Directions:
Retype every entry word for word.

Supplied material:
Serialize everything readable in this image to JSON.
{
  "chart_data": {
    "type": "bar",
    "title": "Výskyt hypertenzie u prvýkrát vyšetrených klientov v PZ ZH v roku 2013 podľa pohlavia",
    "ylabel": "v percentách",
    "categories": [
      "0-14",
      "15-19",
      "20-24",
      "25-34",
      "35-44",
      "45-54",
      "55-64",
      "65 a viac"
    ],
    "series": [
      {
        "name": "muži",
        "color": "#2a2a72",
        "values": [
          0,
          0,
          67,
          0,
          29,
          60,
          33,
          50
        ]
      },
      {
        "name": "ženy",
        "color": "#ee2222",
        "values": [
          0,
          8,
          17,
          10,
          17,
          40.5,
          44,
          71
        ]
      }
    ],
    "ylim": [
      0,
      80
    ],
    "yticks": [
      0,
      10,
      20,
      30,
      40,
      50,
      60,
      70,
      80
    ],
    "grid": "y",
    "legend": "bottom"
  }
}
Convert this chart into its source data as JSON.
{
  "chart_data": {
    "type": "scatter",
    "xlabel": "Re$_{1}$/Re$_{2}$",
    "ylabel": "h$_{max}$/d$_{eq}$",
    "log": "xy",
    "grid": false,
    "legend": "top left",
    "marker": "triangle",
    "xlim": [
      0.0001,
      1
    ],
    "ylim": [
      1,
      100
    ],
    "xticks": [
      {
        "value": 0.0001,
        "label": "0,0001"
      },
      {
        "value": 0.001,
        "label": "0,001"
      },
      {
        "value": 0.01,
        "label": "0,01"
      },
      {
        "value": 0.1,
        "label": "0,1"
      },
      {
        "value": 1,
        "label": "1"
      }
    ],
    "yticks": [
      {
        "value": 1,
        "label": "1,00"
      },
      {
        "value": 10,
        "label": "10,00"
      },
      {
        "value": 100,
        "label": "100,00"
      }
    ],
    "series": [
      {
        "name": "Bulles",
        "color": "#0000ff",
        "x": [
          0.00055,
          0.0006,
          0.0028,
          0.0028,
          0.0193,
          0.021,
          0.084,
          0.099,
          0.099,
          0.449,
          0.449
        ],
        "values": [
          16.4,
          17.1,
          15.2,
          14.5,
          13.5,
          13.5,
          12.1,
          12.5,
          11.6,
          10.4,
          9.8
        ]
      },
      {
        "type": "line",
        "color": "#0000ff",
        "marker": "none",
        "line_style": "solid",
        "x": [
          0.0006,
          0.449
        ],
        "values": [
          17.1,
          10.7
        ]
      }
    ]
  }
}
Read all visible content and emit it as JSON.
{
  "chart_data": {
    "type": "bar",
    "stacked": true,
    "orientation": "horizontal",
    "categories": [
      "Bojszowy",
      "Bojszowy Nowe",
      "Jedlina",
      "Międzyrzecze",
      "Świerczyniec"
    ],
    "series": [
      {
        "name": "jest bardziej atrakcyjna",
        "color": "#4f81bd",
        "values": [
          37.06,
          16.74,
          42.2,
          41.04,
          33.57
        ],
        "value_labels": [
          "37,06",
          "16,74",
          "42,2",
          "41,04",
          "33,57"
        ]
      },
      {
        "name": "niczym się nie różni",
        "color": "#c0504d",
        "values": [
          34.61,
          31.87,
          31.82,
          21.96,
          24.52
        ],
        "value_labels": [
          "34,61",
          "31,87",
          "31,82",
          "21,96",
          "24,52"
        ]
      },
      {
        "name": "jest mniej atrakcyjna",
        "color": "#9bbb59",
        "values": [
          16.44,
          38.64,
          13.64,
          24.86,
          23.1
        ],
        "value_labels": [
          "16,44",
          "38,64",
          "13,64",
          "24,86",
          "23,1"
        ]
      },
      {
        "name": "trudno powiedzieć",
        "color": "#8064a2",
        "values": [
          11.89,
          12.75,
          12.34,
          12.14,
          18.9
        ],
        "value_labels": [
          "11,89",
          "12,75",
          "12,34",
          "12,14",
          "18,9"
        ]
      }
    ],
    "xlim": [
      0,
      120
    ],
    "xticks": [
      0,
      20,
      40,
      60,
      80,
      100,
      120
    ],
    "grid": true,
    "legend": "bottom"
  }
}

Full response:
Serialize everything readable in this image to JSON.
{
  "chart_data": {
    "type": "bar",
    "title": "Výskyt hypertenzie u prvýkrát vyšetrených klientov v PZ ZH v roku 2013 podľa pohlavia",
    "ylabel": "v percentách",
    "categories": [
      "0-14",
      "15-19",
      "20-24",
      "25-34",
      "35-44",
      "45-54",
      "55-64",
      "65 a viac"
    ],
    "series": [
      {
        "name": "muži",
        "color": "#2a2a72",
        "values": [
          0,
          0,
          67,
          0,
          29,
          60,
          33,
          50
        ]
      },
      {
        "name": "ženy",
        "color": "#ee2222",
        "values": [
          0,
          8,
          17,
          10,
          17,
          40.5,
          44,
          71
        ]
      }
    ],
    "ylim": [
      0,
      80
    ],
    "yticks": [
      0,
      10,
      20,
      30,
      40,
      50,
      60,
      70,
      80
    ],
    "grid": "y",
    "legend": "bottom"
  }
}
Convert this chart into its source data as JSON.
{
  "chart_data": {
    "type": "scatter",
    "xlabel": "Re$_{1}$/Re$_{2}$",
    "ylabel": "h$_{max}$/d$_{eq}$",
    "log": "xy",
    "grid": false,
    "legend": "top left",
    "marker": "triangle",
    "xlim": [
      0.0001,
      1
    ],
    "ylim": [
      1,
      100
    ],
    "xticks": [
      {
        "value": 0.0001,
        "label": "0,0001"
      },
      {
        "value": 0.001,
        "label": "0,001"
      },
      {
        "value": 0.01,
        "label": "0,01"
      },
      {
        "value": 0.1,
        "label": "0,1"
      },
      {
        "value": 1,
        "label": "1"
      }
    ],
    "yticks": [
      {
        "value": 1,
        "label": "1,00"
      },
      {
        "value": 10,
        "label": "10,00"
      },
      {
        "value": 100,
        "label": "100,00"
      }
    ],
    "series": [
      {
        "name": "Bulles",
        "color": "#0000ff",
        "x": [
          0.00055,
          0.0006,
          0.0028,
          0.0028,
          0.0193,
          0.021,
          0.084,
          0.099,
          0.099,
          0.449,
          0.449
        ],
        "values": [
          16.4,
          17.1,
          15.2,
          14.5,
          13.5,
          13.5,
          12.1,
          12.5,
          11.6,
          10.4,
          9.8
        ]
      },
      {
        "type": "line",
        "color": "#0000ff",
        "marker": "none",
        "line_style": "solid",
        "x": [
          0.0006,
          0.449
        ],
        "values": [
          17.1,
          10.7
        ]
      }
    ]
  }
}
Read all visible content and emit it as JSON.
{
  "chart_data": {
    "type": "bar",
    "stacked": true,
    "orientation": "horizontal",
    "categories": [
      "Bojszowy",
      "Bojszowy Nowe",
      "Jedlina",
      "Międzyrzecze",
      "Świerczyniec"
    ],
    "series": [
      {
        "name": "jest bardziej atrakcyjna",
        "color": "#4f81bd",
        "values": [
          37.06,
          16.74,
          42.2,
          41.04,
          33.57
        ],
        "value_labels": [
          "37,06",
          "16,74",
          "42,2",
          "41,04",
          "33,57"
        ]
      },
      {
        "name": "niczym się nie różni",
        "color": "#c0504d",
        "values": [
          34.61,
          31.87,
          31.82,
          21.96,
          24.52
        ],
        "value_labels": [
          "34,61",
          "31,87",
          "31,82",
          "21,96",
          "24,52"
        ]
      },
      {
        "name": "jest mniej atrakcyjna",
        "color": "#9bbb59",
        "values": [
          16.44,
          38.64,
          13.64,
          24.86,
          23.1
        ],
        "value_labels": [
          "16,44",
          "38,64",
          "13,64",
          "24,86",
          "23,1"
        ]
      },
      {
        "name": "trudno powiedzieć",
        "color": "#8064a2",
        "values": [
          11.89,
          12.75,
          12.34,
          12.14,
          18.9
        ],
        "value_labels": [
          "11,89",
          "12,75",
          "12,34",
          "12,14",
          "18,9"
        ]
      }
    ],
    "xlim": [
      0,
      120
    ],
    "xticks": [
      0,
      20,
      40,
      60,
      80,
      100,
      120
    ],
    "grid": true,
    "legend": "bottom"
  }
}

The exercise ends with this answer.